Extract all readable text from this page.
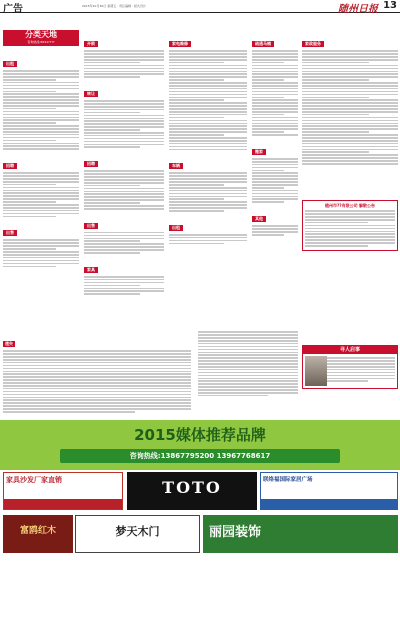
广告	2015年10月30日 星期五 · 责任编辑 · 版式设计	随州日报 13
分类天地
咨询热线:6591????
出租
招聘
出售
开锁
转让
招聘
出售
家具
家电维修
车辆
出租
疏通马桶
搬家
其他
家政服务
随州市??有限公司 解散公告
遗失
寻人启事
2015媒体推荐品牌
咨询热线:13867795200 13967768617
家具沙发厂家直销	TOTO	联络福国际家居广场
富鸥红木	梦天木门	丽园装饰
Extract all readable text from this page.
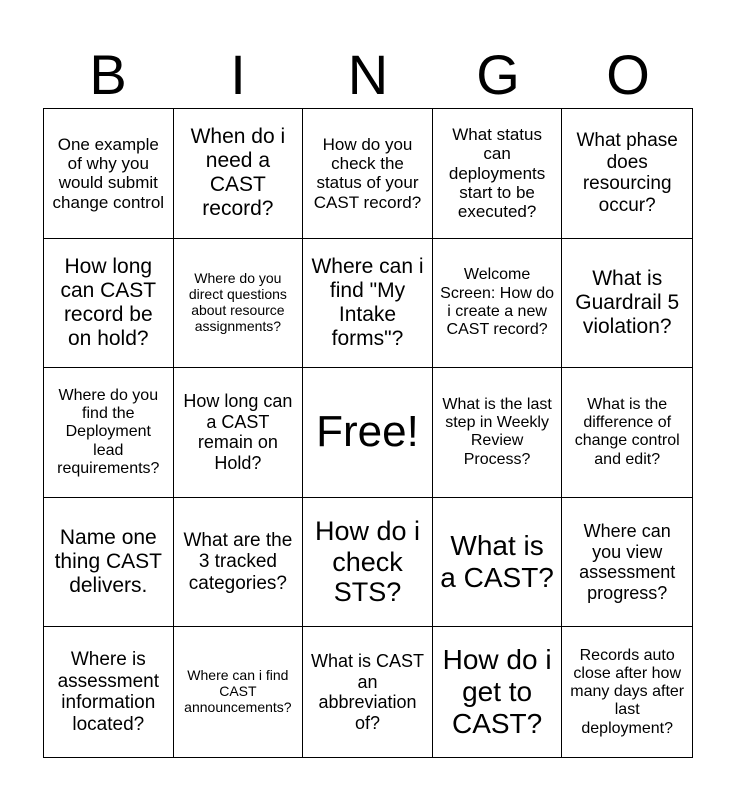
B	I	N	G	O
One example of why you would submit change control
When do i need a CAST record?
How do you check the status of your CAST record?
What status can deployments start to be executed?
What phase does resourcing occur?
How long can CAST record be on hold?
Where do you direct questions about resource assignments?
Where can i find "My Intake forms"?
Welcome Screen: How do i create a new CAST record?
What is Guardrail 5 violation?
Where do you find the Deployment lead requirements?
How long can a CAST remain on Hold?
Free!
What is the last step in Weekly Review Process?
What is the difference of change control and edit?
Name one thing CAST delivers.
What are the 3 tracked categories?
How do i check STS?
What is a CAST?
Where can you view assessment progress?
Where is assessment information located?
Where can i find CAST announcements?
What is CAST an abbreviation of?
How do i get to CAST?
Records auto close after how many days after last deployment?
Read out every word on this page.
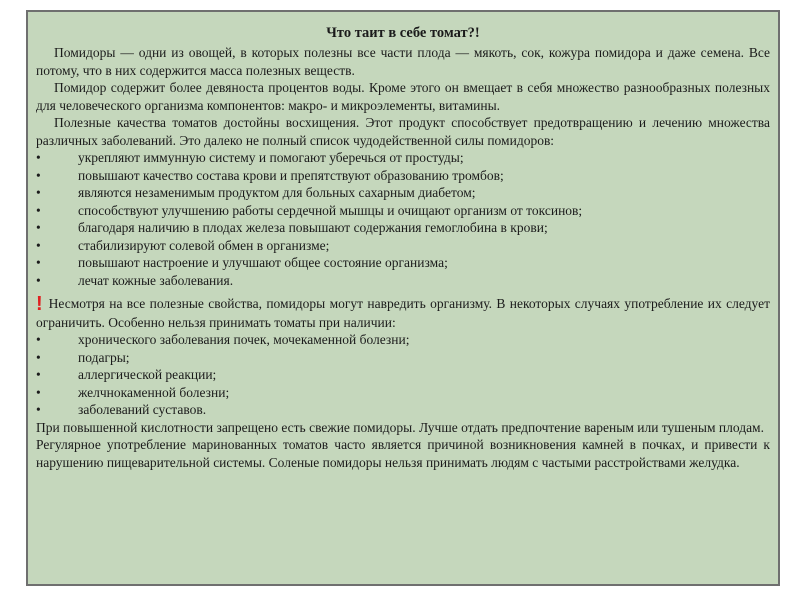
Что таит в себе томат?!

Помидоры — одни из овощей, в которых полезны все части плода — мякоть, сок, кожура помидора и даже семена. Все потому, что в них содержится масса полезных веществ.

Помидор содержит более девяноста процентов воды. Кроме этого он вмещает в себя множество разнообразных полезных для человеческого организма компонентов: макро- и микроэлементы, витамины.

Полезные качества томатов достойны восхищения. Этот продукт способствует предотвращению и лечению множества различных заболеваний. Это далеко не полный список чудодейственной силы помидоров:

•	укрепляют иммунную систему и помогают уберечься от простуды;
•	повышают качество состава крови и препятствуют образованию тромбов;
•	являются незаменимым продуктом для больных сахарным диабетом;
•	способствуют улучшению работы сердечной мышцы и очищают организм от токсинов;
•	благодаря наличию в плодах железа повышают содержания гемоглобина в крови;
•	стабилизируют солевой обмен в организме;
•	повышают настроение и улучшают общее состояние организма;
•	лечат кожные заболевания.

! Несмотря на все полезные свойства, помидоры могут навредить организму. В некоторых случаях употребление их следует ограничить. Особенно нельзя принимать томаты при наличии:

•	хронического заболевания почек, мочекаменной болезни;
•	подагры;
•	аллергической реакции;
•	желчнокаменной болезни;
•	заболеваний суставов.

При повышенной кислотности запрещено есть свежие помидоры. Лучше отдать предпочтение вареным или тушеным плодам.

Регулярное употребление маринованных томатов часто является причиной возникновения камней в почках, и привести к нарушению пищеварительной системы. Соленые помидоры нельзя принимать людям с частыми расстройствами желудка.
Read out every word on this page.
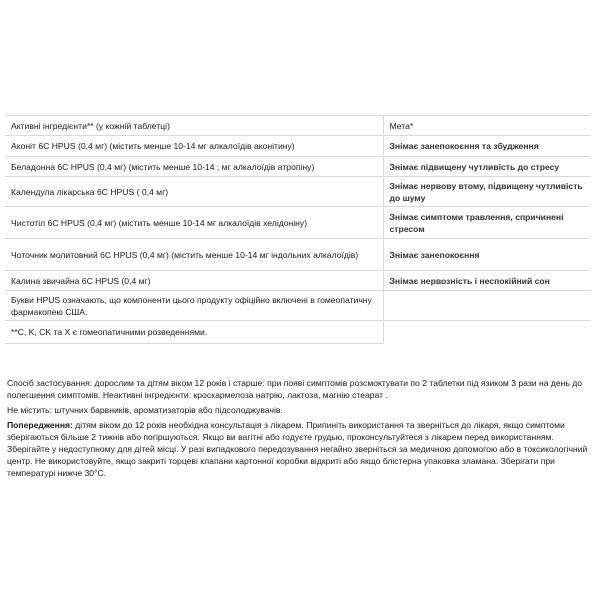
Активні інгредієнти** (у кожній таблетці)	Мета*
Аконіт 6C HPUS (0,4 мг) (містить менше 10-14 мг алкалоїдів аконітину)	Знімає занепокоєння та збудження
Беладонна 6C HPUS (0,4 мг) (містить менше 10-14 ; мг алкалоїдів атропіну)	Знімає підвищену чутливість до стресу
Календула лікарська 6C HPUS ( 0,4 мг)	Знімає нервову втому, підвищену чутливість до шуму
Чистотіл 6C HPUS (0,4 мг) (містить менше 10-14 мг алкалоїдів хелідоніну)	Знімає симптоми травлення, спричинені стресом
Чоточник молитовний 6C HPUS (0,4 мг) (містить менше 10-14 мг індольних алкалоїдів)	Знімає занепокоєння
Калина звичайна 6C HPUS (0,4 мг)	Знімає нервозність і неспокійний сон
Букви HPUS означають, що компоненти цього продукту офіційно включені в гомеопатичну фармакопею США.	
**C, K, CK та X є гомеопатичними розведеннями.	

Спосіб застосування: дорослим та дітям віком 12 років і старше: при появі симптомів розсмоктувати по 2 таблетки під язиком 3 рази на день до полегшення симптомів. Неактивні інгредієнти: кроскармелоза натрію, лактоза, магнію стеарат .

Не містить: штучних барвників, ароматизаторів або підсолоджувачів.

Попередження: дітям віком до 12 років необхідна консультація з лікарем. Припиніть використання та зверніться до лікаря, якщо симптоми зберігаються більше 2 тижнів або погіршуються. Якщо ви вагітні або годуєте грудью, проконсультуйтеся з лікарем перед використанням. Зберігайте у недоступному для дітей місці. У разі випадкового передозування негайно зверніться за медичною допомогою або в токсикологічний центр. Не використовуйте, якщо закриті торцеві клапани картонної коробки відкриті або якщо блістерна упаковка зламана. Зберігати при температурі нижче 30°C.
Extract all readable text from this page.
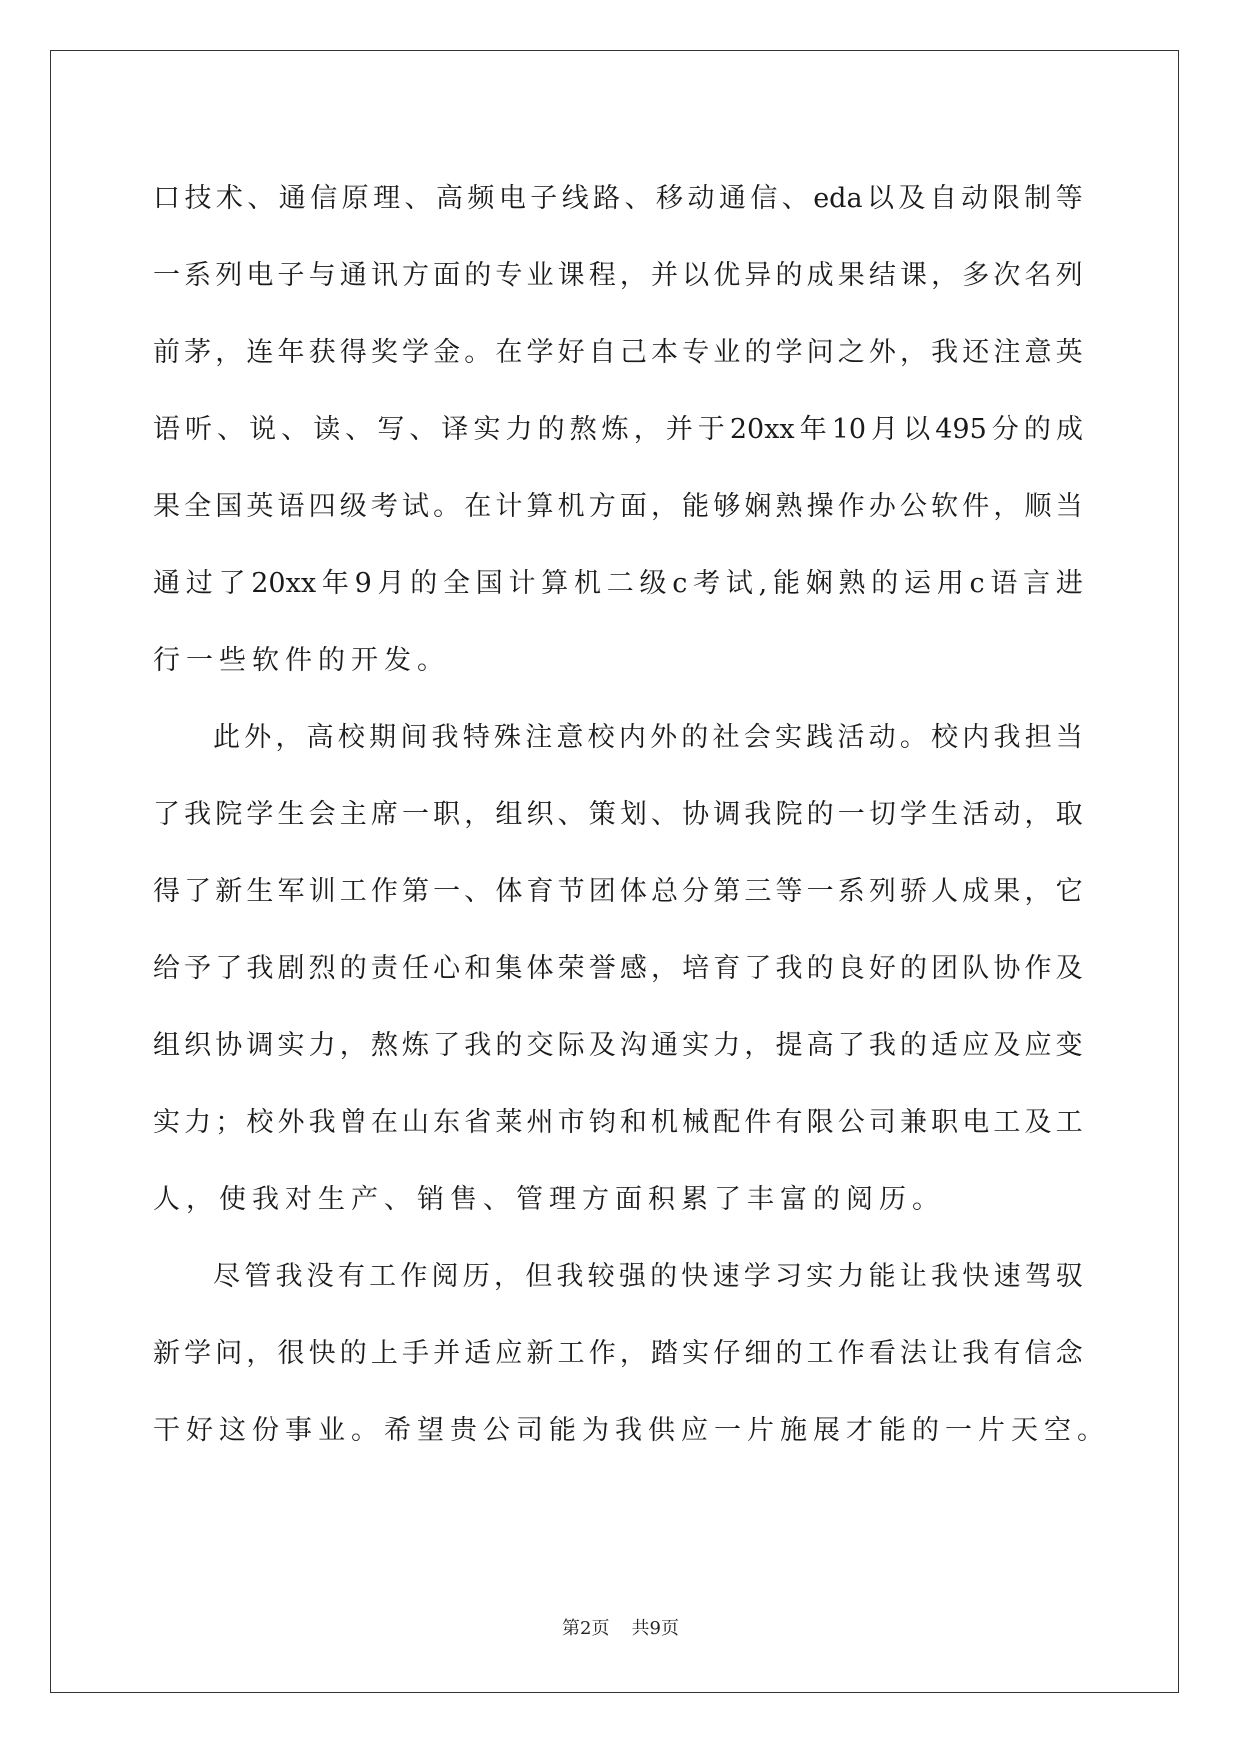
口 技 术 、 通 信 原 理 、 高 频 电 子 线 路 、 移 动 通 信 、 eda 以 及 自 动 限 制 等
一 系 列 电 子 与 通 讯 方 面 的 专 业 课 程 ， 并 以 优 异 的 成 果 结 课 ， 多 次 名 列
前 茅 ， 连 年 获 得 奖 学 金 。 在 学 好 自 己 本 专 业 的 学 问 之 外 ， 我 还 注 意 英
语 听 、 说 、 读 、 写 、 译 实 力 的 熬 炼 ， 并 于 20xx 年 10 月 以 495 分 的 成
果 全 国 英 语 四 级 考 试 。 在 计 算 机 方 面 ， 能 够 娴 熟 操 作 办 公 软 件 ， 顺 当
通 过 了 20xx 年 9 月 的 全 国 计 算 机 二 级 c 考 试 , 能 娴 熟 的 运 用 c 语 言 进
行一些软件的开发。
此 外 ， 高 校 期 间 我 特 殊 注 意 校 内 外 的 社 会 实 践 活 动 。 校 内 我 担 当
了 我 院 学 生 会 主 席 一 职 ， 组 织 、 策 划 、 协 调 我 院 的 一 切 学 生 活 动 ， 取
得 了 新 生 军 训 工 作 第 一 、 体 育 节 团 体 总 分 第 三 等 一 系 列 骄 人 成 果 ， 它
给 予 了 我 剧 烈 的 责 任 心 和 集 体 荣 誉 感 ， 培 育 了 我 的 良 好 的 团 队 协 作 及
组 织 协 调 实 力 ， 熬 炼 了 我 的 交 际 及 沟 通 实 力 ， 提 高 了 我 的 适 应 及 应 变
实 力 ； 校 外 我 曾 在 山 东 省 莱 州 市 钧 和 机 械 配 件 有 限 公 司 兼 职 电 工 及 工
人，使我对生产、销售、管理方面积累了丰富的阅历。
尽 管 我 没 有 工 作 阅 历 ， 但 我 较 强 的 快 速 学 习 实 力 能 让 我 快 速 驾 驭
新 学 问 ， 很 快 的 上 手 并 适 应 新 工 作 ， 踏 实 仔 细 的 工 作 看 法 让 我 有 信 念
干好这份事业。希望贵公司能为我供应一片施展才能的一片天空。
第2页 共9页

* **To do**:
Drop the pictures and reproduce the rest of the entries above exactly.

* **Response to the task**:
Extract all readable text from this page.
广告	2015年10月30日 星期五 · 责任编辑 · 版式设计	随州日报 13
分类天地
咨询热线:6591????
出租
招聘
出售
开锁
转让
招聘
出售
家具
家电维修
车辆
出租
疏通马桶
搬家
其他
家政服务
随州市??有限公司 解散公告
遗失
寻人启事
2015媒体推荐品牌
咨询热线:13867795200 13967768617
家具沙发厂家直销	TOTO	联络福国际家居广场
富鸥红木	梦天木门	丽园装饰
Extract all readable text from this page.
B	I	N	G	O
One example of why you would submit change control
When do i need a CAST record?
How do you check the status of your CAST record?
What status can deployments start to be executed?
What phase does resourcing occur?
How long can CAST record be on hold?
Where do you direct questions about resource assignments?
Where can i find "My Intake forms"?
Welcome Screen: How do i create a new CAST record?
What is Guardrail 5 violation?
Where do you find the Deployment lead requirements?
How long can a CAST remain on Hold?
Free!
What is the last step in Weekly Review Process?
What is the difference of change control and edit?
Name one thing CAST delivers.
What are the 3 tracked categories?
How do i check STS?
What is a CAST?
Where can you view assessment progress?
Where is assessment information located?
Where can i find CAST announcements?
What is CAST an abbreviation of?
How do i get to CAST?
Records auto close after how many days after last deployment?
Read out every word on this page.
Что таит в себе томат?!

Помидоры — одни из овощей, в которых полезны все части плода — мякоть, сок, кожура помидора и даже семена. Все потому, что в них содержится масса полезных веществ.

Помидор содержит более девяноста процентов воды. Кроме этого он вмещает в себя множество разнообразных полезных для человеческого организма компонентов: макро- и микроэлементы, витамины.

Полезные качества томатов достойны восхищения. Этот продукт способствует предотвращению и лечению множества различных заболеваний. Это далеко не полный список чудодейственной силы помидоров:

•	укрепляют иммунную систему и помогают уберечься от простуды;
•	повышают качество состава крови и препятствуют образованию тромбов;
•	являются незаменимым продуктом для больных сахарным диабетом;
•	способствуют улучшению работы сердечной мышцы и очищают организм от токсинов;
•	благодаря наличию в плодах железа повышают содержания гемоглобина в крови;
•	стабилизируют солевой обмен в организме;
•	повышают настроение и улучшают общее состояние организма;
•	лечат кожные заболевания.

! Несмотря на все полезные свойства, помидоры могут навредить организму. В некоторых случаях употребление их следует ограничить. Особенно нельзя принимать томаты при наличии:

•	хронического заболевания почек, мочекаменной болезни;
•	подагры;
•	аллергической реакции;
•	желчнокаменной болезни;
•	заболеваний суставов.

При повышенной кислотности запрещено есть свежие помидоры. Лучше отдать предпочтение вареным или тушеным плодам.

Регулярное употребление маринованных томатов часто является причиной возникновения камней в почках, и привести к нарушению пищеварительной системы. Соленые помидоры нельзя принимать людям с частыми расстройствами желудка.
Read out every word on this page.
Активні інгредієнти** (у кожній таблетці)	Мета*
Аконіт 6C HPUS (0,4 мг) (містить менше 10-14 мг алкалоїдів аконітину)	Знімає занепокоєння та збудження
Беладонна 6C HPUS (0,4 мг) (містить менше 10-14 ; мг алкалоїдів атропіну)	Знімає підвищену чутливість до стресу
Календула лікарська 6C HPUS ( 0,4 мг)	Знімає нервову втому, підвищену чутливість до шуму
Чистотіл 6C HPUS (0,4 мг) (містить менше 10-14 мг алкалоїдів хелідоніну)	Знімає симптоми травлення, спричинені стресом
Чоточник молитовний 6C HPUS (0,4 мг) (містить менше 10-14 мг індольних алкалоїдів)	Знімає занепокоєння
Калина звичайна 6C HPUS (0,4 мг)	Знімає нервозність і неспокійний сон
Букви HPUS означають, що компоненти цього продукту офіційно включені в гомеопатичну фармакопею США.	
**C, K, CK та X є гомеопатичними розведеннями.	

Спосіб застосування: дорослим та дітям віком 12 років і старше: при появі симптомів розсмоктувати по 2 таблетки під язиком 3 рази на день до полегшення симптомів. Неактивні інгредієнти: кроскармелоза натрію, лактоза, магнію стеарат .

Не містить: штучних барвників, ароматизаторів або підсолоджувачів.

Попередження: дітям віком до 12 років необхідна консультація з лікарем. Припиніть використання та зверніться до лікаря, якщо симптоми зберігаються більше 2 тижнів або погіршуються. Якщо ви вагітні або годуєте грудью, проконсультуйтеся з лікарем перед використанням. Зберігайте у недоступному для дітей місці. У разі випадкового передозування негайно зверніться за медичною допомогою або в токсикологічний центр. Не використовуйте, якщо закриті торцеві клапани картонної коробки відкриті або якщо блістерна упаковка зламана. Зберігати при температурі нижче 30°C.
Extract all readable text from this page.
口 技 术 、 通 信 原 理 、 高 频 电 子 线 路 、 移 动 通 信 、 eda 以 及 自 动 限 制 等
一 系 列 电 子 与 通 讯 方 面 的 专 业 课 程 ， 并 以 优 异 的 成 果 结 课 ， 多 次 名 列
前 茅 ， 连 年 获 得 奖 学 金 。 在 学 好 自 己 本 专 业 的 学 问 之 外 ， 我 还 注 意 英
语 听 、 说 、 读 、 写 、 译 实 力 的 熬 炼 ， 并 于 20xx 年 10 月 以 495 分 的 成
果 全 国 英 语 四 级 考 试 。 在 计 算 机 方 面 ， 能 够 娴 熟 操 作 办 公 软 件 ， 顺 当
通 过 了 20xx 年 9 月 的 全 国 计 算 机 二 级 c 考 试 , 能 娴 熟 的 运 用 c 语 言 进
行一些软件的开发。
此 外 ， 高 校 期 间 我 特 殊 注 意 校 内 外 的 社 会 实 践 活 动 。 校 内 我 担 当
了 我 院 学 生 会 主 席 一 职 ， 组 织 、 策 划 、 协 调 我 院 的 一 切 学 生 活 动 ， 取
得 了 新 生 军 训 工 作 第 一 、 体 育 节 团 体 总 分 第 三 等 一 系 列 骄 人 成 果 ， 它
给 予 了 我 剧 烈 的 责 任 心 和 集 体 荣 誉 感 ， 培 育 了 我 的 良 好 的 团 队 协 作 及
组 织 协 调 实 力 ， 熬 炼 了 我 的 交 际 及 沟 通 实 力 ， 提 高 了 我 的 适 应 及 应 变
实 力 ； 校 外 我 曾 在 山 东 省 莱 州 市 钧 和 机 械 配 件 有 限 公 司 兼 职 电 工 及 工
人，使我对生产、销售、管理方面积累了丰富的阅历。
尽 管 我 没 有 工 作 阅 历 ， 但 我 较 强 的 快 速 学 习 实 力 能 让 我 快 速 驾 驭
新 学 问 ， 很 快 的 上 手 并 适 应 新 工 作 ， 踏 实 仔 细 的 工 作 看 法 让 我 有 信 念
干好这份事业。希望贵公司能为我供应一片施展才能的一片天空。
第2页 共9页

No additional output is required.